** BEGIN GIVEN RECORDS **
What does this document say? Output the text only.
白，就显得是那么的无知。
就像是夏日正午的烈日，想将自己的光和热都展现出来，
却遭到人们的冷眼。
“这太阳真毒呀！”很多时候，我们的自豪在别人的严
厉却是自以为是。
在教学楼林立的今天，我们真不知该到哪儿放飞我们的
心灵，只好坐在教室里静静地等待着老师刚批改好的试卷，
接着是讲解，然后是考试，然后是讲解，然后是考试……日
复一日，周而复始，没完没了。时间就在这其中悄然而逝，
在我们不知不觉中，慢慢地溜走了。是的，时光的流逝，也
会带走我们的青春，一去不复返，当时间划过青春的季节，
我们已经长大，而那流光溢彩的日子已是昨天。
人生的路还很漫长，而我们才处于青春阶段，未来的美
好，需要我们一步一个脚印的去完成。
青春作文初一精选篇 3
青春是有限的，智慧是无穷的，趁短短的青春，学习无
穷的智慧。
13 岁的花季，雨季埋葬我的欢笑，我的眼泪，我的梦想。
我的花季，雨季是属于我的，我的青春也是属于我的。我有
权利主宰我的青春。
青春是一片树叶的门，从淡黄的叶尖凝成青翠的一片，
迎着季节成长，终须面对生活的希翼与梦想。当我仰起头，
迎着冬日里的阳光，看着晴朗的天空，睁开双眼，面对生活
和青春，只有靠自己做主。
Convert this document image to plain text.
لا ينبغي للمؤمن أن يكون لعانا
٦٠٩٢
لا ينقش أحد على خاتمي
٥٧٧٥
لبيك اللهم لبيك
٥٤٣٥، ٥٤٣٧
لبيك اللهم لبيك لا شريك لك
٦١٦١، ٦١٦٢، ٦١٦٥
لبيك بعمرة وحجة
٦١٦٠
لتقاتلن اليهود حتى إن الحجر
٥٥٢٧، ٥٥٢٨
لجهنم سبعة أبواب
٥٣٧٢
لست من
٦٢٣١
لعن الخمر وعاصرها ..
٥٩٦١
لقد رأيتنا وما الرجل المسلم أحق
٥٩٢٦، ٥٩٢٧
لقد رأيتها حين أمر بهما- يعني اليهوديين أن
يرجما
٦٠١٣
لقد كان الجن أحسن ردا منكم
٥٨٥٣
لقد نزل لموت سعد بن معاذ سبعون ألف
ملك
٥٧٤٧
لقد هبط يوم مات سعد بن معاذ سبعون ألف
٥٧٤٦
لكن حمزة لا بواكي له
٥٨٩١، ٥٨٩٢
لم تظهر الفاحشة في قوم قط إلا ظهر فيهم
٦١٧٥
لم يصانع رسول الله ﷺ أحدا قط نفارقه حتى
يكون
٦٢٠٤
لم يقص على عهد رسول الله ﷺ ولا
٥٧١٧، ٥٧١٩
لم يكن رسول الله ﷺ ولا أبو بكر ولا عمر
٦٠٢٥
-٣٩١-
** END GIVEN RECORDS **
§ **WHAT NEEDS TO BE DONE**
Every entry should be printed again exactly as it stands.

§ **FULL OUTPUT**
What does this document say? Output the text only.
白，就显得是那么的无知。
就像是夏日正午的烈日，想将自己的光和热都展现出来，
却遭到人们的冷眼。
“这太阳真毒呀！”很多时候，我们的自豪在别人的严
厉却是自以为是。
在教学楼林立的今天，我们真不知该到哪儿放飞我们的
心灵，只好坐在教室里静静地等待着老师刚批改好的试卷，
接着是讲解，然后是考试，然后是讲解，然后是考试……日
复一日，周而复始，没完没了。时间就在这其中悄然而逝，
在我们不知不觉中，慢慢地溜走了。是的，时光的流逝，也
会带走我们的青春，一去不复返，当时间划过青春的季节，
我们已经长大，而那流光溢彩的日子已是昨天。
人生的路还很漫长，而我们才处于青春阶段，未来的美
好，需要我们一步一个脚印的去完成。
青春作文初一精选篇 3
青春是有限的，智慧是无穷的，趁短短的青春，学习无
穷的智慧。
13 岁的花季，雨季埋葬我的欢笑，我的眼泪，我的梦想。
我的花季，雨季是属于我的，我的青春也是属于我的。我有
权利主宰我的青春。
青春是一片树叶的门，从淡黄的叶尖凝成青翠的一片，
迎着季节成长，终须面对生活的希翼与梦想。当我仰起头，
迎着冬日里的阳光，看着晴朗的天空，睁开双眼，面对生活
和青春，只有靠自己做主。
Convert this document image to plain text.
لا ينبغي للمؤمن أن يكون لعانا
٦٠٩٢
لا ينقش أحد على خاتمي
٥٧٧٥
لبيك اللهم لبيك
٥٤٣٥، ٥٤٣٧
لبيك اللهم لبيك لا شريك لك
٦١٦١، ٦١٦٢، ٦١٦٥
لبيك بعمرة وحجة
٦١٦٠
لتقاتلن اليهود حتى إن الحجر
٥٥٢٧، ٥٥٢٨
لجهنم سبعة أبواب
٥٣٧٢
لست من
٦٢٣١
لعن الخمر وعاصرها ..
٥٩٦١
لقد رأيتنا وما الرجل المسلم أحق
٥٩٢٦، ٥٩٢٧
لقد رأيتها حين أمر بهما- يعني اليهوديين أن
يرجما
٦٠١٣
لقد كان الجن أحسن ردا منكم
٥٨٥٣
لقد نزل لموت سعد بن معاذ سبعون ألف
ملك
٥٧٤٧
لقد هبط يوم مات سعد بن معاذ سبعون ألف
٥٧٤٦
لكن حمزة لا بواكي له
٥٨٩١، ٥٨٩٢
لم تظهر الفاحشة في قوم قط إلا ظهر فيهم
٦١٧٥
لم يصانع رسول الله ﷺ أحدا قط نفارقه حتى
يكون
٦٢٠٤
لم يقص على عهد رسول الله ﷺ ولا
٥٧١٧، ٥٧١٩
لم يكن رسول الله ﷺ ولا أبو بكر ولا عمر
٦٠٢٥
-٣٩١-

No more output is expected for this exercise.